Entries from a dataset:
____

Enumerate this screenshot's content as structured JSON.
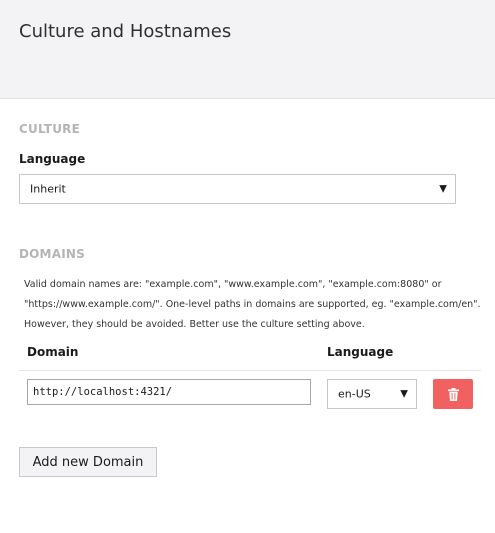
{
  "header": {
    "title": "Culture and Hostnames"
  },
  "culture": {
    "section_title": "CULTURE",
    "language_label": "Language",
    "language_value": "Inherit"
  },
  "domains": {
    "section_title": "DOMAINS",
    "help_lines": [
      "Valid domain names are: \"example.com\", \"www.example.com\", \"example.com:8080\" or",
      "\"https://www.example.com/\". One-level paths in domains are supported, eg. \"example.com/en\".",
      "However, they should be avoided. Better use the culture setting above."
    ],
    "columns": {
      "domain": "Domain",
      "language": "Language"
    },
    "rows": [
      {
        "domain": "http://localhost:4321/",
        "language": "en-US"
      }
    ],
    "add_label": "Add new Domain"
  },
  "icons": {
    "delete": "trash-icon",
    "caret": "chevron-down-icon"
  },
  "colors": {
    "delete": "#f0615f",
    "header_bg": "#f3f3f5",
    "section_title": "#b5b5b5"
  }
}
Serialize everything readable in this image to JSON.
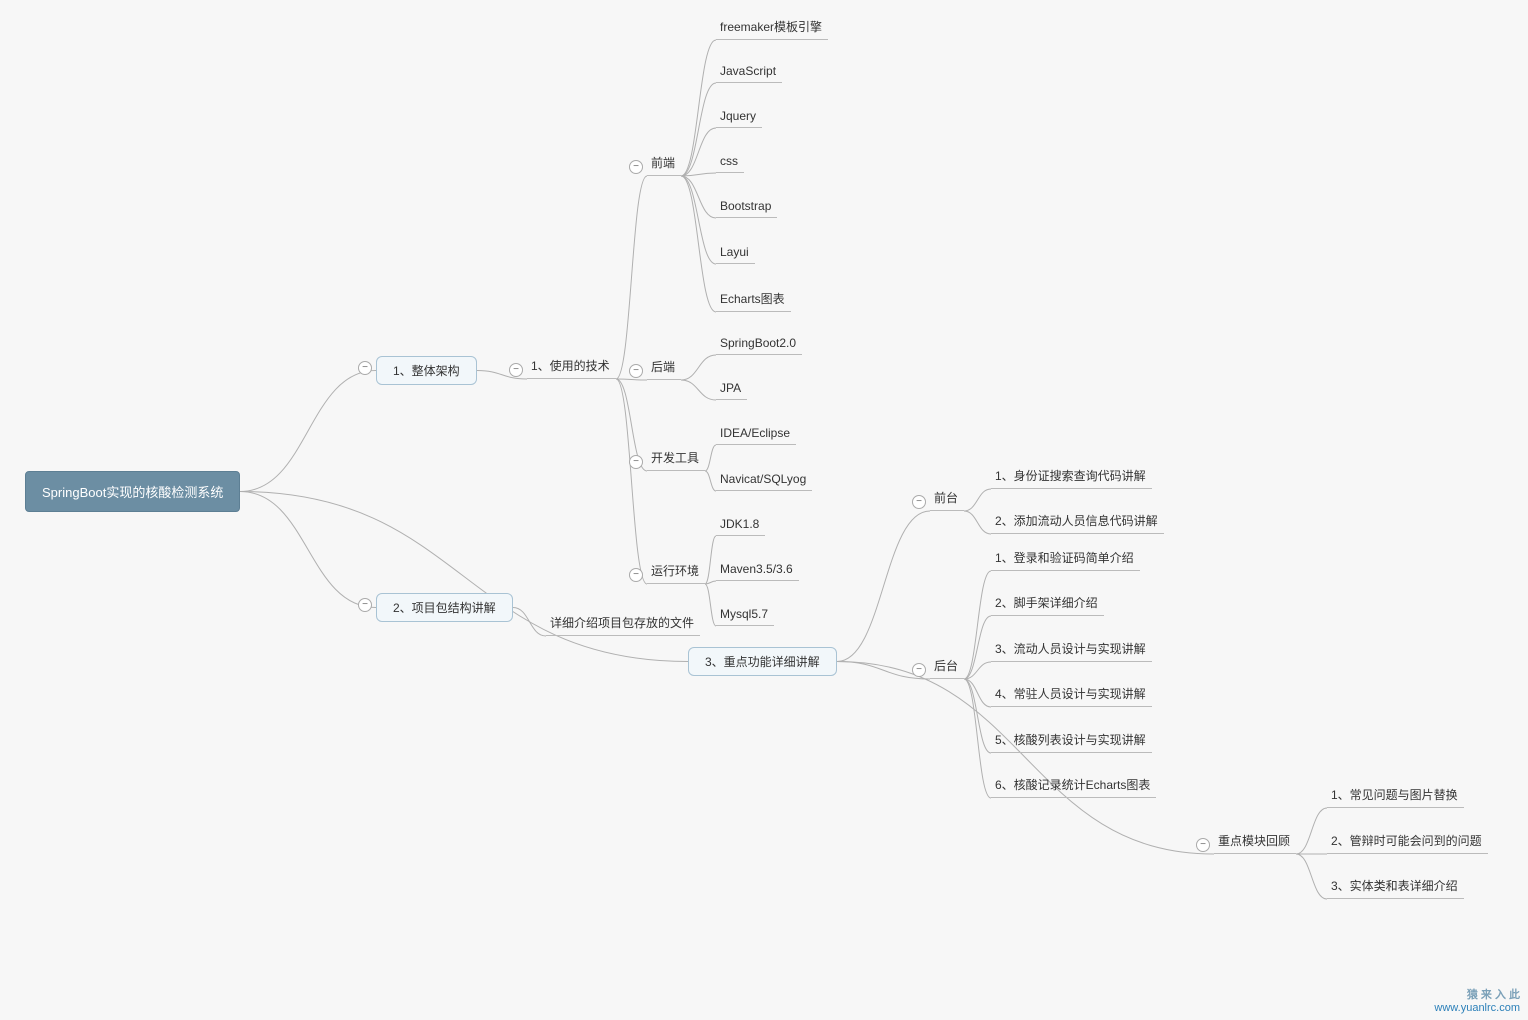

____

Your instructions:
Reproduce each entry precisely, dropping only the pictures.

Response:
Enumerate this screenshot's content as structured JSON.
{
  "header": {
    "title": "Culture and Hostnames"
  },
  "culture": {
    "section_title": "CULTURE",
    "language_label": "Language",
    "language_value": "Inherit"
  },
  "domains": {
    "section_title": "DOMAINS",
    "help_lines": [
      "Valid domain names are: \"example.com\", \"www.example.com\", \"example.com:8080\" or",
      "\"https://www.example.com/\". One-level paths in domains are supported, eg. \"example.com/en\".",
      "However, they should be avoided. Better use the culture setting above."
    ],
    "columns": {
      "domain": "Domain",
      "language": "Language"
    },
    "rows": [
      {
        "domain": "http://localhost:4321/",
        "language": "en-US"
      }
    ],
    "add_label": "Add new Domain"
  },
  "icons": {
    "delete": "trash-icon",
    "caret": "chevron-down-icon"
  },
  "colors": {
    "delete": "#f0615f",
    "header_bg": "#f3f3f5",
    "section_title": "#b5b5b5"
  }
}
Serialize everything readable in this image to JSON.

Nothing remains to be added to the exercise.